__What is needed__: Check each line of the entries below for the string "refresh"; copy every line where it appears.

Data listing:
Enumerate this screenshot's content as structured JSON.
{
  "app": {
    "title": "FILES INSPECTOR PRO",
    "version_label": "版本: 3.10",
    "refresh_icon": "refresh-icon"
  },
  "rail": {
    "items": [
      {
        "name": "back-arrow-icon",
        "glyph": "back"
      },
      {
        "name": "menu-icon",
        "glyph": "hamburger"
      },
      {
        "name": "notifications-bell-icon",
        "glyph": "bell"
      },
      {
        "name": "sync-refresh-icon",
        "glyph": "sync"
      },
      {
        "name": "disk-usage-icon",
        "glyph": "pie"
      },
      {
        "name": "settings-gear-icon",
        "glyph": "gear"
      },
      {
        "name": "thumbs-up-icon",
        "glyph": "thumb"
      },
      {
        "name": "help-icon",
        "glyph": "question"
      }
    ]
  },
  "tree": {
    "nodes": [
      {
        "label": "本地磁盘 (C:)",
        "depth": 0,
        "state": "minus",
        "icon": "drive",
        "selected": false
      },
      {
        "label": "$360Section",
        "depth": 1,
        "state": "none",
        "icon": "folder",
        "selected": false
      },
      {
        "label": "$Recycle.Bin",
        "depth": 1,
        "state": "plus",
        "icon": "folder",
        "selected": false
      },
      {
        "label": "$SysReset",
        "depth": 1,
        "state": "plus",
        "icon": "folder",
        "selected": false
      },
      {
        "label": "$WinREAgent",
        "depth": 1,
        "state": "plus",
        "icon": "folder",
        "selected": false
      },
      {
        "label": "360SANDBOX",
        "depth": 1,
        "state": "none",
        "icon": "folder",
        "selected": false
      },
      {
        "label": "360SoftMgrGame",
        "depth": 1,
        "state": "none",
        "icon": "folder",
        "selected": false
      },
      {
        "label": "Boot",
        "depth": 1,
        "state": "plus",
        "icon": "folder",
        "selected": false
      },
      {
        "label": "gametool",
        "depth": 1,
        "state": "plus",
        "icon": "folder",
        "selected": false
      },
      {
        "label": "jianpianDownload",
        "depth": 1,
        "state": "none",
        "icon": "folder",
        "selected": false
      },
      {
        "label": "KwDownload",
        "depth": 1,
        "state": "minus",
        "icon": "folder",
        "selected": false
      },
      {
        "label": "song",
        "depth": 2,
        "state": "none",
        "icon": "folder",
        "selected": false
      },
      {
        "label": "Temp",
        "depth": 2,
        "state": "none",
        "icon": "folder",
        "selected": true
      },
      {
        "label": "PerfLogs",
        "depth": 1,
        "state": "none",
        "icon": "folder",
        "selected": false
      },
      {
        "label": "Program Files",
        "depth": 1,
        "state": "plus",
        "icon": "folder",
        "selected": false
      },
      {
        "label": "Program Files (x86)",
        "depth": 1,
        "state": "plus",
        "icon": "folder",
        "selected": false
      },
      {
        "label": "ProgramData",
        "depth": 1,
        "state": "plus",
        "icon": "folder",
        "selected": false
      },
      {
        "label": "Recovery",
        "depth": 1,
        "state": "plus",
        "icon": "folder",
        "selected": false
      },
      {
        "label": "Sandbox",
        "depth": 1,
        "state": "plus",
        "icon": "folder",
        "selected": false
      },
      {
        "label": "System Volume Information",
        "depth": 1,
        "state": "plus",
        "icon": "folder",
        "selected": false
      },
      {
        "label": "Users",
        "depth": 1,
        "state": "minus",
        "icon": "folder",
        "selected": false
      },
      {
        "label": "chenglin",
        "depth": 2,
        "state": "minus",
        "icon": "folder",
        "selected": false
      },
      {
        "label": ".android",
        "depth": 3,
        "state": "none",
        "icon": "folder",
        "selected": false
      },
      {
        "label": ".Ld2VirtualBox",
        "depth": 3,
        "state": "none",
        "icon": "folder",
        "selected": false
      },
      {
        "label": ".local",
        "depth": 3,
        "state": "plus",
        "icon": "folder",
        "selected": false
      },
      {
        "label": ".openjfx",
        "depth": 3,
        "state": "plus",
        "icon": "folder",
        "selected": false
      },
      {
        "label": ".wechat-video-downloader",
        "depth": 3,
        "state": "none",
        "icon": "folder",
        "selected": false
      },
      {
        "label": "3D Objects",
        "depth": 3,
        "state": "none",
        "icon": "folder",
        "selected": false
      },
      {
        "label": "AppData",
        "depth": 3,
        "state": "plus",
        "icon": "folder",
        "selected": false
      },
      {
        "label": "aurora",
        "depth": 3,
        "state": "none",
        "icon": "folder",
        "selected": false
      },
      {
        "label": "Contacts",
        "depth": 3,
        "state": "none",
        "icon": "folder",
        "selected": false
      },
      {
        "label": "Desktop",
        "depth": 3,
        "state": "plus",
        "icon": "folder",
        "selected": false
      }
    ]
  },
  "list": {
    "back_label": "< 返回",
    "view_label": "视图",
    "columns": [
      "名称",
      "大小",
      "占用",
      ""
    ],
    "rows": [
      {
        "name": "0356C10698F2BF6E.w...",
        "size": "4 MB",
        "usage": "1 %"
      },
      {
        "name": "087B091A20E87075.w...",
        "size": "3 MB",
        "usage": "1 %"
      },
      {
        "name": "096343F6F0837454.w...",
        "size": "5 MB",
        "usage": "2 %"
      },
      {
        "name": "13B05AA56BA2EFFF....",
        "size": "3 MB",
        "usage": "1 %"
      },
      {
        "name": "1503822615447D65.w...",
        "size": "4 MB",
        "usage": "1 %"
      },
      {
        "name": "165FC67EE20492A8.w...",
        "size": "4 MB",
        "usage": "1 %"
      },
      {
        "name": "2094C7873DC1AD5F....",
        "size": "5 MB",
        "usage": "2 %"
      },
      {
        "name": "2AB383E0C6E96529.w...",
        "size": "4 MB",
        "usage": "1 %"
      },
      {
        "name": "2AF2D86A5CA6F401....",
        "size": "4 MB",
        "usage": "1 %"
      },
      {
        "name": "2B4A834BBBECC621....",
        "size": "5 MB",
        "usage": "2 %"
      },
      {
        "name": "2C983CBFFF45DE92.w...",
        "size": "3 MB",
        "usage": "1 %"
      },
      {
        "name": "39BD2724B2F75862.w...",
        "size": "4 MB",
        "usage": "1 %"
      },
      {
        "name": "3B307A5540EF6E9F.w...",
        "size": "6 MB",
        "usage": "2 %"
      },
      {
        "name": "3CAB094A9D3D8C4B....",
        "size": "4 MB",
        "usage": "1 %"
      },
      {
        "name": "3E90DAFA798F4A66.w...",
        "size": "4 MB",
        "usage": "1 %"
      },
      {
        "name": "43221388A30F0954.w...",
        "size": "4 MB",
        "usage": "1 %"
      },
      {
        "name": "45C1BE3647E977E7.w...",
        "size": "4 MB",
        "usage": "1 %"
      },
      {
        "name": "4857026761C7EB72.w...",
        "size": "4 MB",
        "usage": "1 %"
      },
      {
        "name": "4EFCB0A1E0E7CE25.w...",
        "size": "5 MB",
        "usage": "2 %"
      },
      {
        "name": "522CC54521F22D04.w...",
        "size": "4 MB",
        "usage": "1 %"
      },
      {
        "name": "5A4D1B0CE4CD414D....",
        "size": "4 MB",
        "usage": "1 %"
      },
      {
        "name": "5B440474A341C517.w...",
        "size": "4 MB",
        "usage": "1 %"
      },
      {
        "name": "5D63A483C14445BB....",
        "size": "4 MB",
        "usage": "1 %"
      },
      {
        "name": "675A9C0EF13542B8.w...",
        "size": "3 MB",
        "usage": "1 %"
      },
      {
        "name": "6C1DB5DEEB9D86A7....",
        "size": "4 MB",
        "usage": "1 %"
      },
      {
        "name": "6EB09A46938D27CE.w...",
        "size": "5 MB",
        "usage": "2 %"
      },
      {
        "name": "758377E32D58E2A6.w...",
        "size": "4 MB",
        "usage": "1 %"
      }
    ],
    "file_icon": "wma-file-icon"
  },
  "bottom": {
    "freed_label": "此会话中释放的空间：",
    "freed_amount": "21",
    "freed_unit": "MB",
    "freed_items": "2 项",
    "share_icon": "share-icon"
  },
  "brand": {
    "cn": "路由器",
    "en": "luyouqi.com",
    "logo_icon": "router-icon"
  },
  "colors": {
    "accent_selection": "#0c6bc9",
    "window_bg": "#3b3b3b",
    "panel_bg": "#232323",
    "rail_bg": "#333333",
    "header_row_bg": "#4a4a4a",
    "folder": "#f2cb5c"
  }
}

__Written solution__:
    "refresh_icon": "refresh-icon"
        "name": "sync-refresh-icon",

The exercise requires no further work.